§ Aim
Reproduce the material in full, exactly as written.
>> BEGIN
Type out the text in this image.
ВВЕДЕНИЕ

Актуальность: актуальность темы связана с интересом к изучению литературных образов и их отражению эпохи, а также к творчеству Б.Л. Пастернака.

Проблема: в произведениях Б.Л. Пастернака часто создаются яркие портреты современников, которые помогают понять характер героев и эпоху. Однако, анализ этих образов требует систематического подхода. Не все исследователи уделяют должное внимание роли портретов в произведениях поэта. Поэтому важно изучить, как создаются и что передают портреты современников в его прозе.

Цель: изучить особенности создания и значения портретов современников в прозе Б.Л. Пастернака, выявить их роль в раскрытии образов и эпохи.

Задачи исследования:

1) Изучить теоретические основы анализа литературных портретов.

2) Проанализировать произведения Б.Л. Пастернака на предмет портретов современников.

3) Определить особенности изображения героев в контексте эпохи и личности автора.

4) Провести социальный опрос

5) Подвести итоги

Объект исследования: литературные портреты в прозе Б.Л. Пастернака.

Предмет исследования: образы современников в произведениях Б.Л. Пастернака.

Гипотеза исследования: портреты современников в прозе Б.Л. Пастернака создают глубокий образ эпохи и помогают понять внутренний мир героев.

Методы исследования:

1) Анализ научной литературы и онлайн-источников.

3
>> END
§ Reply
Type out the text in this image.
ВВЕДЕНИЕ

Актуальность: актуальность темы связана с интересом к изучению литературных образов и их отражению эпохи, а также к творчеству Б.Л. Пастернака.

Проблема: в произведениях Б.Л. Пастернака часто создаются яркие портреты современников, которые помогают понять характер героев и эпоху. Однако, анализ этих образов требует систематического подхода. Не все исследователи уделяют должное внимание роли портретов в произведениях поэта. Поэтому важно изучить, как создаются и что передают портреты современников в его прозе.

Цель: изучить особенности создания и значения портретов современников в прозе Б.Л. Пастернака, выявить их роль в раскрытии образов и эпохи.

Задачи исследования:

1) Изучить теоретические основы анализа литературных портретов.

2) Проанализировать произведения Б.Л. Пастернака на предмет портретов современников.

3) Определить особенности изображения героев в контексте эпохи и личности автора.

4) Провести социальный опрос

5) Подвести итоги

Объект исследования: литературные портреты в прозе Б.Л. Пастернака.

Предмет исследования: образы современников в произведениях Б.Л. Пастернака.

Гипотеза исследования: портреты современников в прозе Б.Л. Пастернака создают глубокий образ эпохи и помогают понять внутренний мир героев.

Методы исследования:

1) Анализ научной литературы и онлайн-источников.

3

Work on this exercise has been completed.